_What is asked_. Copy the records that follow exactly as written, but not their pictures.

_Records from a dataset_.
— START —
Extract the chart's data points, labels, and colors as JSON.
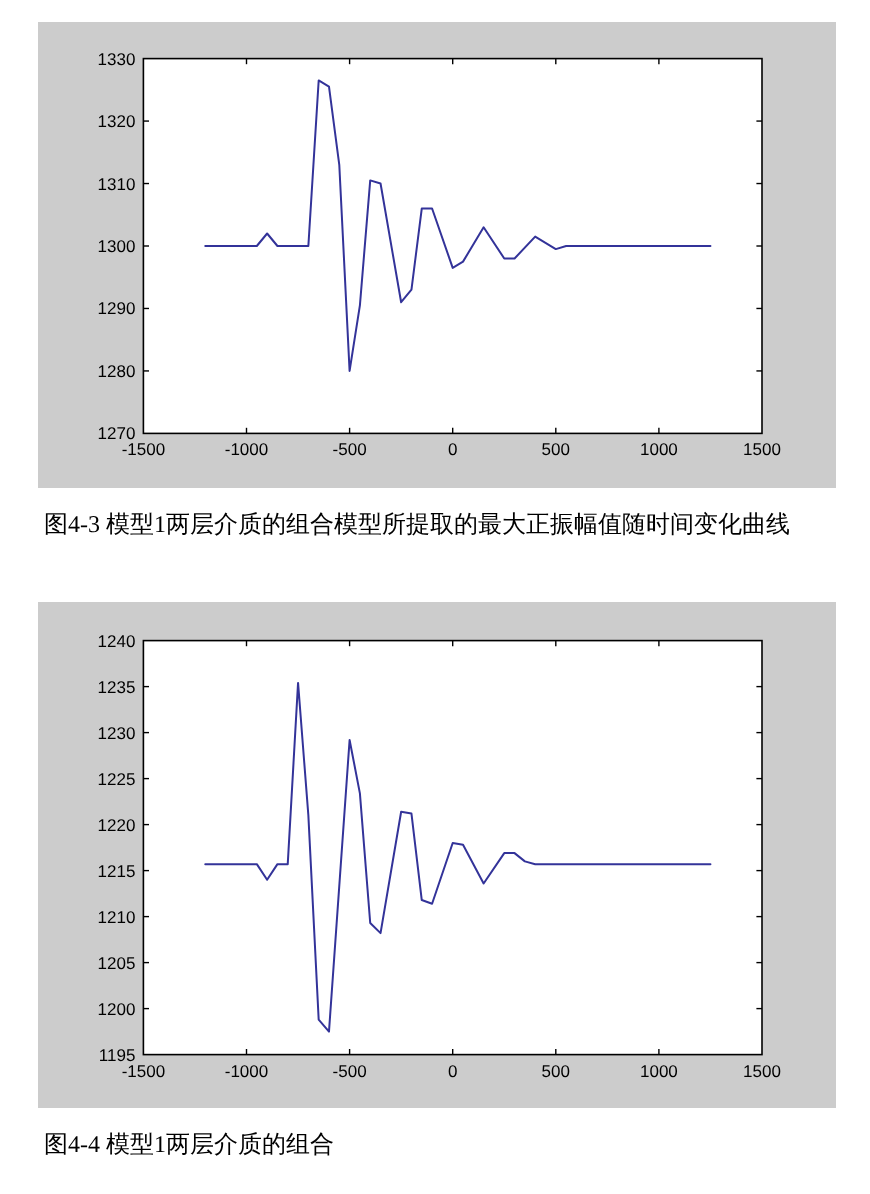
{
  "chart_data": [
    {
      "type": "line",
      "x": [
        -1200,
        -950,
        -900,
        -850,
        -700,
        -650,
        -600,
        -550,
        -500,
        -450,
        -400,
        -350,
        -250,
        -200,
        -150,
        -100,
        0,
        50,
        150,
        250,
        300,
        400,
        500,
        550,
        1250
      ],
      "values": [
        1300,
        1300,
        1302,
        1300,
        1300,
        1326.5,
        1325.5,
        1313,
        1280,
        1290.5,
        1310.5,
        1310,
        1291,
        1293,
        1306,
        1306,
        1296.5,
        1297.5,
        1303,
        1298,
        1298,
        1301.5,
        1299.5,
        1300,
        1300
      ],
      "color": "#333399",
      "xlim": [
        -1500,
        1500
      ],
      "xticks": [
        -1500,
        -1000,
        -500,
        0,
        500,
        1000,
        1500
      ],
      "ylim": [
        1270,
        1330
      ],
      "yticks": [
        1270,
        1280,
        1290,
        1300,
        1310,
        1320,
        1330
      ],
      "annotations": [
        "图4-3 模型1两层介质的组合模型所提取的最大正振幅值随时间变化曲线"
      ]
    },
    {
      "type": "line",
      "x": [
        -1200,
        -950,
        -900,
        -850,
        -800,
        -750,
        -700,
        -650,
        -600,
        -500,
        -450,
        -400,
        -350,
        -250,
        -200,
        -150,
        -100,
        0,
        50,
        150,
        250,
        300,
        350,
        400,
        1250
      ],
      "values": [
        1215.7,
        1215.7,
        1214,
        1215.7,
        1215.7,
        1235.4,
        1221,
        1198.8,
        1197.5,
        1229.2,
        1223.4,
        1209.3,
        1208.2,
        1221.4,
        1221.2,
        1211.8,
        1211.4,
        1218,
        1217.8,
        1213.6,
        1216.9,
        1216.9,
        1216,
        1215.7,
        1215.7
      ],
      "color": "#333399",
      "xlim": [
        -1500,
        1500
      ],
      "xticks": [
        -1500,
        -1000,
        -500,
        0,
        500,
        1000,
        1500
      ],
      "ylim": [
        1195,
        1240
      ],
      "yticks": [
        1195,
        1200,
        1205,
        1210,
        1215,
        1220,
        1225,
        1230,
        1235,
        1240
      ],
      "annotations": [
        "图4-4 模型1两层介质的组合"
      ]
    }
  ]
}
— END —
_Output for this exercise_.
Extract the chart's data points, labels, and colors as JSON.
{
  "chart_data": [
    {
      "type": "line",
      "x": [
        -1200,
        -950,
        -900,
        -850,
        -700,
        -650,
        -600,
        -550,
        -500,
        -450,
        -400,
        -350,
        -250,
        -200,
        -150,
        -100,
        0,
        50,
        150,
        250,
        300,
        400,
        500,
        550,
        1250
      ],
      "values": [
        1300,
        1300,
        1302,
        1300,
        1300,
        1326.5,
        1325.5,
        1313,
        1280,
        1290.5,
        1310.5,
        1310,
        1291,
        1293,
        1306,
        1306,
        1296.5,
        1297.5,
        1303,
        1298,
        1298,
        1301.5,
        1299.5,
        1300,
        1300
      ],
      "color": "#333399",
      "xlim": [
        -1500,
        1500
      ],
      "xticks": [
        -1500,
        -1000,
        -500,
        0,
        500,
        1000,
        1500
      ],
      "ylim": [
        1270,
        1330
      ],
      "yticks": [
        1270,
        1280,
        1290,
        1300,
        1310,
        1320,
        1330
      ],
      "annotations": [
        "图4-3 模型1两层介质的组合模型所提取的最大正振幅值随时间变化曲线"
      ]
    },
    {
      "type": "line",
      "x": [
        -1200,
        -950,
        -900,
        -850,
        -800,
        -750,
        -700,
        -650,
        -600,
        -500,
        -450,
        -400,
        -350,
        -250,
        -200,
        -150,
        -100,
        0,
        50,
        150,
        250,
        300,
        350,
        400,
        1250
      ],
      "values": [
        1215.7,
        1215.7,
        1214,
        1215.7,
        1215.7,
        1235.4,
        1221,
        1198.8,
        1197.5,
        1229.2,
        1223.4,
        1209.3,
        1208.2,
        1221.4,
        1221.2,
        1211.8,
        1211.4,
        1218,
        1217.8,
        1213.6,
        1216.9,
        1216.9,
        1216,
        1215.7,
        1215.7
      ],
      "color": "#333399",
      "xlim": [
        -1500,
        1500
      ],
      "xticks": [
        -1500,
        -1000,
        -500,
        0,
        500,
        1000,
        1500
      ],
      "ylim": [
        1195,
        1240
      ],
      "yticks": [
        1195,
        1200,
        1205,
        1210,
        1215,
        1220,
        1225,
        1230,
        1235,
        1240
      ],
      "annotations": [
        "图4-4 模型1两层介质的组合"
      ]
    }
  ]
}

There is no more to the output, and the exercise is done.